─── Exercise input

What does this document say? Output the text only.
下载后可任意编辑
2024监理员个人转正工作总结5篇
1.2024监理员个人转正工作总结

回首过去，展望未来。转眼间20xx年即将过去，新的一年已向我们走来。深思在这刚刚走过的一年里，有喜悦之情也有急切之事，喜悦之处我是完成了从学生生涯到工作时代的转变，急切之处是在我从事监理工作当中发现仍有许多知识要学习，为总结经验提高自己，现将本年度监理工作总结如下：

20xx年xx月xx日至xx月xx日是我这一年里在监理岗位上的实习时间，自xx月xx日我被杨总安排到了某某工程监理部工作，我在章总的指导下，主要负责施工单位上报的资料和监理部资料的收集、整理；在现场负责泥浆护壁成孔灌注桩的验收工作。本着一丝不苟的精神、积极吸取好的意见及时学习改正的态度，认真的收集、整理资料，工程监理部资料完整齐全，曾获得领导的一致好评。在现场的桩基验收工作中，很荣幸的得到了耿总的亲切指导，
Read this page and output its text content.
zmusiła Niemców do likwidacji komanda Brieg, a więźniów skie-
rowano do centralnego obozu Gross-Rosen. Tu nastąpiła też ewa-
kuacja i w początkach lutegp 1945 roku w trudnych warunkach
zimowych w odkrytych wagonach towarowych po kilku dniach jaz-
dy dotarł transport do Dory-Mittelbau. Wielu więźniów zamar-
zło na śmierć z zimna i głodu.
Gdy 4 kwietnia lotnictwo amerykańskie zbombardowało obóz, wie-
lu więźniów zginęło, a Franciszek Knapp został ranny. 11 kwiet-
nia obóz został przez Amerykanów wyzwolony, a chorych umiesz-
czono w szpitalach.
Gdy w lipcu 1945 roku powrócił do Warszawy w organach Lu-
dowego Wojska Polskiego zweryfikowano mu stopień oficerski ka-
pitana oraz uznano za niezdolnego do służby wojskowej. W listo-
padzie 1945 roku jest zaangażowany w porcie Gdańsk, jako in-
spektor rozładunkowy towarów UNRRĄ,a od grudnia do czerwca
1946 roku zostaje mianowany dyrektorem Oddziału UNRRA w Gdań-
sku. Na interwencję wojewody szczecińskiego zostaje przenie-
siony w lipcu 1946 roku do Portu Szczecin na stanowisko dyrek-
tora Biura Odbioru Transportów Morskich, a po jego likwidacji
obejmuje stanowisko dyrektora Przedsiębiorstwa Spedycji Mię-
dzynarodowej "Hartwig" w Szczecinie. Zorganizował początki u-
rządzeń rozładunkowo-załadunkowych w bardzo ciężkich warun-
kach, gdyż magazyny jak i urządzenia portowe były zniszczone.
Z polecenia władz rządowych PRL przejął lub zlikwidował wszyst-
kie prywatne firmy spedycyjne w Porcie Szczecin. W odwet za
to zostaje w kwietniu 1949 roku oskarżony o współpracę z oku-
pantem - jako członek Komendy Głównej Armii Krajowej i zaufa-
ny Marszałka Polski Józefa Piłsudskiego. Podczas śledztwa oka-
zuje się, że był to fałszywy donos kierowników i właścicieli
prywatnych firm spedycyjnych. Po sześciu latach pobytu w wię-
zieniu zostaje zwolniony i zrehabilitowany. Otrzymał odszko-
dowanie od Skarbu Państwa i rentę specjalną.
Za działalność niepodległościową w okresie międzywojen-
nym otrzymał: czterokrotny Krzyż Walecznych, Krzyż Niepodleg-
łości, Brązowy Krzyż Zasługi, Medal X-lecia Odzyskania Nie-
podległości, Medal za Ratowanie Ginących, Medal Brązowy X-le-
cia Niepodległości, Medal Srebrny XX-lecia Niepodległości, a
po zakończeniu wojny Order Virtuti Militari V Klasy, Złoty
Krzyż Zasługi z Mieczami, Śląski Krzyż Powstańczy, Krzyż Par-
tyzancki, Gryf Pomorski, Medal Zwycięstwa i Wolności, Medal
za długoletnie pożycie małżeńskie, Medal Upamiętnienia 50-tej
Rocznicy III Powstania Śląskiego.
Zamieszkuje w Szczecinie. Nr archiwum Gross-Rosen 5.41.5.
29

──────

Write out the full listing, keeping every line exactly as it is.

What does this document say? Output the text only.
下载后可任意编辑
2024监理员个人转正工作总结5篇
1.2024监理员个人转正工作总结

回首过去，展望未来。转眼间20xx年即将过去，新的一年已向我们走来。深思在这刚刚走过的一年里，有喜悦之情也有急切之事，喜悦之处我是完成了从学生生涯到工作时代的转变，急切之处是在我从事监理工作当中发现仍有许多知识要学习，为总结经验提高自己，现将本年度监理工作总结如下：

20xx年xx月xx日至xx月xx日是我这一年里在监理岗位上的实习时间，自xx月xx日我被杨总安排到了某某工程监理部工作，我在章总的指导下，主要负责施工单位上报的资料和监理部资料的收集、整理；在现场负责泥浆护壁成孔灌注桩的验收工作。本着一丝不苟的精神、积极吸取好的意见及时学习改正的态度，认真的收集、整理资料，工程监理部资料完整齐全，曾获得领导的一致好评。在现场的桩基验收工作中，很荣幸的得到了耿总的亲切指导，
Read this page and output its text content.
zmusiła Niemców do likwidacji komanda Brieg, a więźniów skie-
rowano do centralnego obozu Gross-Rosen. Tu nastąpiła też ewa-
kuacja i w początkach lutegp 1945 roku w trudnych warunkach
zimowych w odkrytych wagonach towarowych po kilku dniach jaz-
dy dotarł transport do Dory-Mittelbau. Wielu więźniów zamar-
zło na śmierć z zimna i głodu.
Gdy 4 kwietnia lotnictwo amerykańskie zbombardowało obóz, wie-
lu więźniów zginęło, a Franciszek Knapp został ranny. 11 kwiet-
nia obóz został przez Amerykanów wyzwolony, a chorych umiesz-
czono w szpitalach.
Gdy w lipcu 1945 roku powrócił do Warszawy w organach Lu-
dowego Wojska Polskiego zweryfikowano mu stopień oficerski ka-
pitana oraz uznano za niezdolnego do służby wojskowej. W listo-
padzie 1945 roku jest zaangażowany w porcie Gdańsk, jako in-
spektor rozładunkowy towarów UNRRĄ,a od grudnia do czerwca
1946 roku zostaje mianowany dyrektorem Oddziału UNRRA w Gdań-
sku. Na interwencję wojewody szczecińskiego zostaje przenie-
siony w lipcu 1946 roku do Portu Szczecin na stanowisko dyrek-
tora Biura Odbioru Transportów Morskich, a po jego likwidacji
obejmuje stanowisko dyrektora Przedsiębiorstwa Spedycji Mię-
dzynarodowej "Hartwig" w Szczecinie. Zorganizował początki u-
rządzeń rozładunkowo-załadunkowych w bardzo ciężkich warun-
kach, gdyż magazyny jak i urządzenia portowe były zniszczone.
Z polecenia władz rządowych PRL przejął lub zlikwidował wszyst-
kie prywatne firmy spedycyjne w Porcie Szczecin. W odwet za
to zostaje w kwietniu 1949 roku oskarżony o współpracę z oku-
pantem - jako członek Komendy Głównej Armii Krajowej i zaufa-
ny Marszałka Polski Józefa Piłsudskiego. Podczas śledztwa oka-
zuje się, że był to fałszywy donos kierowników i właścicieli
prywatnych firm spedycyjnych. Po sześciu latach pobytu w wię-
zieniu zostaje zwolniony i zrehabilitowany. Otrzymał odszko-
dowanie od Skarbu Państwa i rentę specjalną.
Za działalność niepodległościową w okresie międzywojen-
nym otrzymał: czterokrotny Krzyż Walecznych, Krzyż Niepodleg-
łości, Brązowy Krzyż Zasługi, Medal X-lecia Odzyskania Nie-
podległości, Medal za Ratowanie Ginących, Medal Brązowy X-le-
cia Niepodległości, Medal Srebrny XX-lecia Niepodległości, a
po zakończeniu wojny Order Virtuti Militari V Klasy, Złoty
Krzyż Zasługi z Mieczami, Śląski Krzyż Powstańczy, Krzyż Par-
tyzancki, Gryf Pomorski, Medal Zwycięstwa i Wolności, Medal
za długoletnie pożycie małżeńskie, Medal Upamiętnienia 50-tej
Rocznicy III Powstania Śląskiego.
Zamieszkuje w Szczecinie. Nr archiwum Gross-Rosen 5.41.5.
29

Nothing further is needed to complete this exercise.